(Dataset entries)
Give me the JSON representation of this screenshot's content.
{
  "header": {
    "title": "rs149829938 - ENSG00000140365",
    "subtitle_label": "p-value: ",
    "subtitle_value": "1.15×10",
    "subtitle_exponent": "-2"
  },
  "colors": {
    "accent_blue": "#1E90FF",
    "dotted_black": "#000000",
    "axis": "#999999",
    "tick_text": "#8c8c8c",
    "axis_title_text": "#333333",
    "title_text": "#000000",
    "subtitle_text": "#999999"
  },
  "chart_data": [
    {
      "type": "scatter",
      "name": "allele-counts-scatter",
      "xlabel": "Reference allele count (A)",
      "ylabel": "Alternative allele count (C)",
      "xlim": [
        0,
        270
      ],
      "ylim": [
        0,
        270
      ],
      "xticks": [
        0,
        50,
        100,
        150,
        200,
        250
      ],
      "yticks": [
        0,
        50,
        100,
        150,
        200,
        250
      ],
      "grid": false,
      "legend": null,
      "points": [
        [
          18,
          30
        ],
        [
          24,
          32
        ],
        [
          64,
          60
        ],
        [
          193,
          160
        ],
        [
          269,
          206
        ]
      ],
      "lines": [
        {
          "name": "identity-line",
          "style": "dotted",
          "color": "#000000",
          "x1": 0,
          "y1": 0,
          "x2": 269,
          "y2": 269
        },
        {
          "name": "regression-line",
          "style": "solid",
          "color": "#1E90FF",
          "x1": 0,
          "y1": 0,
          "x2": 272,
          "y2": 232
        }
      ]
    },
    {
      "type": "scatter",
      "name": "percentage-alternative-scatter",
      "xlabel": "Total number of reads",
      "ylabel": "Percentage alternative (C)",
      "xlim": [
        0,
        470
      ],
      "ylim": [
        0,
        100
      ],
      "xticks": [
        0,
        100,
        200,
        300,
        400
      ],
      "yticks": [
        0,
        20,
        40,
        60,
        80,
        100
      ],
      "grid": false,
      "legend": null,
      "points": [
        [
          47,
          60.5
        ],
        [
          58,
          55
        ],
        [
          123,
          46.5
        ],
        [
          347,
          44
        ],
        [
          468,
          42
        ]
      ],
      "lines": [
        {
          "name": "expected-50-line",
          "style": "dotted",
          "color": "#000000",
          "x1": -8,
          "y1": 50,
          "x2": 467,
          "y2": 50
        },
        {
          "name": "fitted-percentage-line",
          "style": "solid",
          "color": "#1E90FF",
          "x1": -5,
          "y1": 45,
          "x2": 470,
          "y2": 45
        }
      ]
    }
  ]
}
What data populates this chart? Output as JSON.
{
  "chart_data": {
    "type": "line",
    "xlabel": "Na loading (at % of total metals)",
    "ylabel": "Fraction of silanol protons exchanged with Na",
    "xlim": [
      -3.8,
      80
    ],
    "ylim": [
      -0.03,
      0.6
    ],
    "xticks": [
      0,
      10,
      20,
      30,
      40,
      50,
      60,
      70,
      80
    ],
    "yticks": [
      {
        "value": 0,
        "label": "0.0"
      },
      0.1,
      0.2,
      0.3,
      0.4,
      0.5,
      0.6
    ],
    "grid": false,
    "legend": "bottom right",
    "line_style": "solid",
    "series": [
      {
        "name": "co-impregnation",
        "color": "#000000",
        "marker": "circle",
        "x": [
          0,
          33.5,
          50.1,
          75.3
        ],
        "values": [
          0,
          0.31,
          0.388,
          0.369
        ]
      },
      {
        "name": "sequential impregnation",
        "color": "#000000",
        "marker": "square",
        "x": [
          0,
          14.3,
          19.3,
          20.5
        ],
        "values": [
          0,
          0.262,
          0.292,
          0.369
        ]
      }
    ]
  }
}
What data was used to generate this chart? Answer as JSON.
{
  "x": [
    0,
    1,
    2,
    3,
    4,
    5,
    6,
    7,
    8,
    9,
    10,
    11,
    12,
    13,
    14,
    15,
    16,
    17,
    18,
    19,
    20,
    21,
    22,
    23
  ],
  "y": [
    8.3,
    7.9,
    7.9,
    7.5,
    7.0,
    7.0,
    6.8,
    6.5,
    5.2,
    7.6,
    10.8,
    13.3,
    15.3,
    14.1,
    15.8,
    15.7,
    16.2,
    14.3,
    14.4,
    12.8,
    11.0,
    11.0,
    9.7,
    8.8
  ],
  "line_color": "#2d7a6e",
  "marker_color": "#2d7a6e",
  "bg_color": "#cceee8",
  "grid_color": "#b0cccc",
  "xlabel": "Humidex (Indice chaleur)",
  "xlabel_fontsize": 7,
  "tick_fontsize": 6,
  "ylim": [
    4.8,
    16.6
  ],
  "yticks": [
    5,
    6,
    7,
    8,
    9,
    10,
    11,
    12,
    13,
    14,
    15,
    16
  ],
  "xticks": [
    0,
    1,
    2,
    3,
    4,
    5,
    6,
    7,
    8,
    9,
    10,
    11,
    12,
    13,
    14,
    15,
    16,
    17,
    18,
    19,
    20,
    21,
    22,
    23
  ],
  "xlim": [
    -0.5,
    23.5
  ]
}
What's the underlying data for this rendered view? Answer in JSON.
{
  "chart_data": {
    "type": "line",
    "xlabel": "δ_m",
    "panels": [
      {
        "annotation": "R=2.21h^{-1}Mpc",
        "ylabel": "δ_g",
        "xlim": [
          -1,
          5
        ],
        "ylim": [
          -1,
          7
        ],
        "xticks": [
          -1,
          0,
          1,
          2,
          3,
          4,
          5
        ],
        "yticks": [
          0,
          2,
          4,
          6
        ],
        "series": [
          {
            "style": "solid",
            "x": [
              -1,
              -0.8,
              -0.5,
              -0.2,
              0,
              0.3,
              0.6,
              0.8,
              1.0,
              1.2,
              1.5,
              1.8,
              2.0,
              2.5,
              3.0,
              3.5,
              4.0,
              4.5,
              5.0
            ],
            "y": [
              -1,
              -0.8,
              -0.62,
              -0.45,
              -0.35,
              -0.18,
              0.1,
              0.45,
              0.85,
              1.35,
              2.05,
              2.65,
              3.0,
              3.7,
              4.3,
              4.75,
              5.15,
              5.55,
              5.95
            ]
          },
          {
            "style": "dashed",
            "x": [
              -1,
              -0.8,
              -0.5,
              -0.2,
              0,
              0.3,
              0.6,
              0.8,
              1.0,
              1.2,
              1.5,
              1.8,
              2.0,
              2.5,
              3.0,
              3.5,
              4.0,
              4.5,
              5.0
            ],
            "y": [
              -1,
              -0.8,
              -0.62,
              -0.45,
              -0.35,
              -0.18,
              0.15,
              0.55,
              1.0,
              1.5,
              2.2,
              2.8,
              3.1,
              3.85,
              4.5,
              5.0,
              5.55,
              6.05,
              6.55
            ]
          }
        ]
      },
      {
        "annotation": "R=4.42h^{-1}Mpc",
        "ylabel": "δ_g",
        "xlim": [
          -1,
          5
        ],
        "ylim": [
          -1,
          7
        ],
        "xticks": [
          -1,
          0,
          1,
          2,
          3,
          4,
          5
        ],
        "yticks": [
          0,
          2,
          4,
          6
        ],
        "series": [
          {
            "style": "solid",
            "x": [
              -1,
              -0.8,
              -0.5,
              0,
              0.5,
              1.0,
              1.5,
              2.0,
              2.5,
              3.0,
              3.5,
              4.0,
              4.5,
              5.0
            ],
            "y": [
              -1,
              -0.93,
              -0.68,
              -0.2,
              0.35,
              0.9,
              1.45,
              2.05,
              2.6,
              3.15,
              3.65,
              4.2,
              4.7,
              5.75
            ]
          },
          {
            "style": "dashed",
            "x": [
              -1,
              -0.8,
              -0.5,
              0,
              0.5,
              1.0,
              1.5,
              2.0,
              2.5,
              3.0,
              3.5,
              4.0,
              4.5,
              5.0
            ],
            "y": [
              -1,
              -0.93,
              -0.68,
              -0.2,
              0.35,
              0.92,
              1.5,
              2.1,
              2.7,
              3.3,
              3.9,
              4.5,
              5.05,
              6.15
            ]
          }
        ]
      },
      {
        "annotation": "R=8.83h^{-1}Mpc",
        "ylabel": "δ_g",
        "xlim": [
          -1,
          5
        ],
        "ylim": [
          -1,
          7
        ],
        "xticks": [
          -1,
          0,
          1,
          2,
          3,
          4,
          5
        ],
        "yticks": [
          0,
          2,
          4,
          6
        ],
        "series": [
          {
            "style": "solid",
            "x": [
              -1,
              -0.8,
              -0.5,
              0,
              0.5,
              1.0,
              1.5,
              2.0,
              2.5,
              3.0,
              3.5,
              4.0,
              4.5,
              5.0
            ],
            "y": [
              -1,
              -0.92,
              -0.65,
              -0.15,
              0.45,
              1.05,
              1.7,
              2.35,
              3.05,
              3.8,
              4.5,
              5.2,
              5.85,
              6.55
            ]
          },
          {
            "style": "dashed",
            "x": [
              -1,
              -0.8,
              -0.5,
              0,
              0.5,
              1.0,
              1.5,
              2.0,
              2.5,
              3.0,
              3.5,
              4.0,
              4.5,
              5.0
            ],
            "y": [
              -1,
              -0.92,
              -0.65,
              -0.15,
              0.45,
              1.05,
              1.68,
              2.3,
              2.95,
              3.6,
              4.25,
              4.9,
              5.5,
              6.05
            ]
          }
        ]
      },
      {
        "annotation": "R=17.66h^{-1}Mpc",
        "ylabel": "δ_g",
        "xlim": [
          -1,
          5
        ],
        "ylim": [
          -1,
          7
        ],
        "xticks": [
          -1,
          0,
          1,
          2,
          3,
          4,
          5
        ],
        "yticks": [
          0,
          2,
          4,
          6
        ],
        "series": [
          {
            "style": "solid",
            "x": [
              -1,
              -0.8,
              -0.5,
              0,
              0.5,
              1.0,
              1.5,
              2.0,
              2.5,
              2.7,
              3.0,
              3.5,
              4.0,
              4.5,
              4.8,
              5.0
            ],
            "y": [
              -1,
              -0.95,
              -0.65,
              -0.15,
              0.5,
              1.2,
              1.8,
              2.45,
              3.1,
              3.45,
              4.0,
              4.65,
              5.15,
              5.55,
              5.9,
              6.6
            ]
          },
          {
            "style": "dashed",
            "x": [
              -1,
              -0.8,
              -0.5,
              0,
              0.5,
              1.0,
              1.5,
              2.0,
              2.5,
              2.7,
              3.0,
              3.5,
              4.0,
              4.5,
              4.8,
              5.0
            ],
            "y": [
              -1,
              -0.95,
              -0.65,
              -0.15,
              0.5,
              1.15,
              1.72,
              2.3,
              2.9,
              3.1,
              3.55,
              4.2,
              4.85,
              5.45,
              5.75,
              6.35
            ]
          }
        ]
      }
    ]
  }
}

* [WORK TO COMPLETE] Reproduce each line of the material containing the word "allele".

* [SOLVED EXERCISE]
      "name": "allele-counts-scatter",
      "xlabel": "Reference allele count (A)",
      "ylabel": "Alternative allele count (C)",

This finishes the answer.